**INFORMATION GIVEN:**
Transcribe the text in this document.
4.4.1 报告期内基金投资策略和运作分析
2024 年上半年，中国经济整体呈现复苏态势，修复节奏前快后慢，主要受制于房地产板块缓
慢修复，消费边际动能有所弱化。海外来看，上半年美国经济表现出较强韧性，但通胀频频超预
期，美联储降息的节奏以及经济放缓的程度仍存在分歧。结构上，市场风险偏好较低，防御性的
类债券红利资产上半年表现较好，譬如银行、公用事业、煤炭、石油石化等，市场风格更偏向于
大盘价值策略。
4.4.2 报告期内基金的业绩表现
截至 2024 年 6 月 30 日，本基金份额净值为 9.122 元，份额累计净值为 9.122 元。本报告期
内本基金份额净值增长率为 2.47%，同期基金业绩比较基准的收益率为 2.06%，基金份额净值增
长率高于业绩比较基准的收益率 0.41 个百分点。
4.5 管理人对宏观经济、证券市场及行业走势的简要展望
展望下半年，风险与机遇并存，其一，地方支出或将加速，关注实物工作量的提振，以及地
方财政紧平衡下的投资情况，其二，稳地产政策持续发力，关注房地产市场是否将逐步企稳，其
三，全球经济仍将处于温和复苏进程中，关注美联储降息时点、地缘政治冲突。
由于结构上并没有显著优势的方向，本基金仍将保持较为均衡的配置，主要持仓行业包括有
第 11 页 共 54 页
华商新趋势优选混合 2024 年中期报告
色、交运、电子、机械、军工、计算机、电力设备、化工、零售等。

**WHAT YOU NEED TO DO:** Each line of the listing should be echoed back exactly.

**TASK RESULT:**
Transcribe the text in this document.
4.4.1 报告期内基金投资策略和运作分析
2024 年上半年，中国经济整体呈现复苏态势，修复节奏前快后慢，主要受制于房地产板块缓
慢修复，消费边际动能有所弱化。海外来看，上半年美国经济表现出较强韧性，但通胀频频超预
期，美联储降息的节奏以及经济放缓的程度仍存在分歧。结构上，市场风险偏好较低，防御性的
类债券红利资产上半年表现较好，譬如银行、公用事业、煤炭、石油石化等，市场风格更偏向于
大盘价值策略。
4.4.2 报告期内基金的业绩表现
截至 2024 年 6 月 30 日，本基金份额净值为 9.122 元，份额累计净值为 9.122 元。本报告期
内本基金份额净值增长率为 2.47%，同期基金业绩比较基准的收益率为 2.06%，基金份额净值增
长率高于业绩比较基准的收益率 0.41 个百分点。
4.5 管理人对宏观经济、证券市场及行业走势的简要展望
展望下半年，风险与机遇并存，其一，地方支出或将加速，关注实物工作量的提振，以及地
方财政紧平衡下的投资情况，其二，稳地产政策持续发力，关注房地产市场是否将逐步企稳，其
三，全球经济仍将处于温和复苏进程中，关注美联储降息时点、地缘政治冲突。
由于结构上并没有显著优势的方向，本基金仍将保持较为均衡的配置，主要持仓行业包括有
第 11 页 共 54 页
华商新趋势优选混合 2024 年中期报告
色、交运、电子、机械、军工、计算机、电力设备、化工、零售等。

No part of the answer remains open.